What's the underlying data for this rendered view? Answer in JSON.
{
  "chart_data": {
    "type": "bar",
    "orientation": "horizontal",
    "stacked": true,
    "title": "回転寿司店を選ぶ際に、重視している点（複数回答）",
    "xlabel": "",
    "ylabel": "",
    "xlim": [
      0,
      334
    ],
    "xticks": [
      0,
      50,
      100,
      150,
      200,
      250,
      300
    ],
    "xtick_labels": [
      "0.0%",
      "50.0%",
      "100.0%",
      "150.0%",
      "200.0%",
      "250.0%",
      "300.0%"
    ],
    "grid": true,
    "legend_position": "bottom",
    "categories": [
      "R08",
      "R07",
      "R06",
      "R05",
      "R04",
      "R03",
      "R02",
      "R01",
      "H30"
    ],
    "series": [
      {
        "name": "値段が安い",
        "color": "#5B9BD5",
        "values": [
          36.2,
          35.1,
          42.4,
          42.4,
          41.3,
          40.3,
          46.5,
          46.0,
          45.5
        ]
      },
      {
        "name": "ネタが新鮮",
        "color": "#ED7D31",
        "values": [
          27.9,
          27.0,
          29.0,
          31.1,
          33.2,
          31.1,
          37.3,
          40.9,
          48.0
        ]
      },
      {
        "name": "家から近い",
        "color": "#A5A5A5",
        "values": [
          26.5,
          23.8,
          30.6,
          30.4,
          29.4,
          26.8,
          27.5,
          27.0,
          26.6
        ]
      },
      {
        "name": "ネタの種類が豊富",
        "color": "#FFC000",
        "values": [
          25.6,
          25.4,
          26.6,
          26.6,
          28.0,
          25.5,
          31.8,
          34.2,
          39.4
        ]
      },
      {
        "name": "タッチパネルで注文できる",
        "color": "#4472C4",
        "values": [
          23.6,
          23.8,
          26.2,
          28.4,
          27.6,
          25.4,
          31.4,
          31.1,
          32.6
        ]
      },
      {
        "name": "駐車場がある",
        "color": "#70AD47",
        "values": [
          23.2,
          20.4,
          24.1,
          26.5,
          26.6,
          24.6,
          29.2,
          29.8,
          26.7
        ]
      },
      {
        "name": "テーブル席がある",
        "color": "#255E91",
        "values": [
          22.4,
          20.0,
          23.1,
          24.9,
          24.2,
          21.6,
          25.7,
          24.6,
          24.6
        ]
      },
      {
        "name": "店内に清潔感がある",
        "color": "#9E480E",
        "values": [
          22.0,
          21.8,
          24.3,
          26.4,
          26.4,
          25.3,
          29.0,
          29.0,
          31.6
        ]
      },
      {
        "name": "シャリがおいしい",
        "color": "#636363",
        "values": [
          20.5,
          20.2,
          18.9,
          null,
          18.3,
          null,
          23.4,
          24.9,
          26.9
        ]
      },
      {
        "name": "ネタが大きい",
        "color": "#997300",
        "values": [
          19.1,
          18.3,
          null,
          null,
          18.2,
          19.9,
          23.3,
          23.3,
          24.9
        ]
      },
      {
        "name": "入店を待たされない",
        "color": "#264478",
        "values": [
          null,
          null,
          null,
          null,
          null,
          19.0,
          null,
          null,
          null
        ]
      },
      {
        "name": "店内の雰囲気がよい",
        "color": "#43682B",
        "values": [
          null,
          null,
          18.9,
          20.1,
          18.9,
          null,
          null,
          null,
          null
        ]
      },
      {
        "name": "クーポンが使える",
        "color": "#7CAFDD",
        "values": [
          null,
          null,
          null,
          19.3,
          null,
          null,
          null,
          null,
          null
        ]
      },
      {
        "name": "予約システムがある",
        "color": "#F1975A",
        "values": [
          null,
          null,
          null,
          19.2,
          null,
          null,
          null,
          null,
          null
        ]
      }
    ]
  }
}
· · ·
Work required: Reproduce each record exactly, leaving nothing out.

Exercise answer:
What's the underlying data for this rendered view? Answer in JSON.
{
  "chart_data": {
    "type": "bar",
    "orientation": "horizontal",
    "stacked": true,
    "title": "回転寿司店を選ぶ際に、重視している点（複数回答）",
    "xlabel": "",
    "ylabel": "",
    "xlim": [
      0,
      334
    ],
    "xticks": [
      0,
      50,
      100,
      150,
      200,
      250,
      300
    ],
    "xtick_labels": [
      "0.0%",
      "50.0%",
      "100.0%",
      "150.0%",
      "200.0%",
      "250.0%",
      "300.0%"
    ],
    "grid": true,
    "legend_position": "bottom",
    "categories": [
      "R08",
      "R07",
      "R06",
      "R05",
      "R04",
      "R03",
      "R02",
      "R01",
      "H30"
    ],
    "series": [
      {
        "name": "値段が安い",
        "color": "#5B9BD5",
        "values": [
          36.2,
          35.1,
          42.4,
          42.4,
          41.3,
          40.3,
          46.5,
          46.0,
          45.5
        ]
      },
      {
        "name": "ネタが新鮮",
        "color": "#ED7D31",
        "values": [
          27.9,
          27.0,
          29.0,
          31.1,
          33.2,
          31.1,
          37.3,
          40.9,
          48.0
        ]
      },
      {
        "name": "家から近い",
        "color": "#A5A5A5",
        "values": [
          26.5,
          23.8,
          30.6,
          30.4,
          29.4,
          26.8,
          27.5,
          27.0,
          26.6
        ]
      },
      {
        "name": "ネタの種類が豊富",
        "color": "#FFC000",
        "values": [
          25.6,
          25.4,
          26.6,
          26.6,
          28.0,
          25.5,
          31.8,
          34.2,
          39.4
        ]
      },
      {
        "name": "タッチパネルで注文できる",
        "color": "#4472C4",
        "values": [
          23.6,
          23.8,
          26.2,
          28.4,
          27.6,
          25.4,
          31.4,
          31.1,
          32.6
        ]
      },
      {
        "name": "駐車場がある",
        "color": "#70AD47",
        "values": [
          23.2,
          20.4,
          24.1,
          26.5,
          26.6,
          24.6,
          29.2,
          29.8,
          26.7
        ]
      },
      {
        "name": "テーブル席がある",
        "color": "#255E91",
        "values": [
          22.4,
          20.0,
          23.1,
          24.9,
          24.2,
          21.6,
          25.7,
          24.6,
          24.6
        ]
      },
      {
        "name": "店内に清潔感がある",
        "color": "#9E480E",
        "values": [
          22.0,
          21.8,
          24.3,
          26.4,
          26.4,
          25.3,
          29.0,
          29.0,
          31.6
        ]
      },
      {
        "name": "シャリがおいしい",
        "color": "#636363",
        "values": [
          20.5,
          20.2,
          18.9,
          null,
          18.3,
          null,
          23.4,
          24.9,
          26.9
        ]
      },
      {
        "name": "ネタが大きい",
        "color": "#997300",
        "values": [
          19.1,
          18.3,
          null,
          null,
          18.2,
          19.9,
          23.3,
          23.3,
          24.9
        ]
      },
      {
        "name": "入店を待たされない",
        "color": "#264478",
        "values": [
          null,
          null,
          null,
          null,
          null,
          19.0,
          null,
          null,
          null
        ]
      },
      {
        "name": "店内の雰囲気がよい",
        "color": "#43682B",
        "values": [
          null,
          null,
          18.9,
          20.1,
          18.9,
          null,
          null,
          null,
          null
        ]
      },
      {
        "name": "クーポンが使える",
        "color": "#7CAFDD",
        "values": [
          null,
          null,
          null,
          19.3,
          null,
          null,
          null,
          null,
          null
        ]
      },
      {
        "name": "予約システムがある",
        "color": "#F1975A",
        "values": [
          null,
          null,
          null,
          19.2,
          null,
          null,
          null,
          null,
          null
        ]
      }
    ]
  }
}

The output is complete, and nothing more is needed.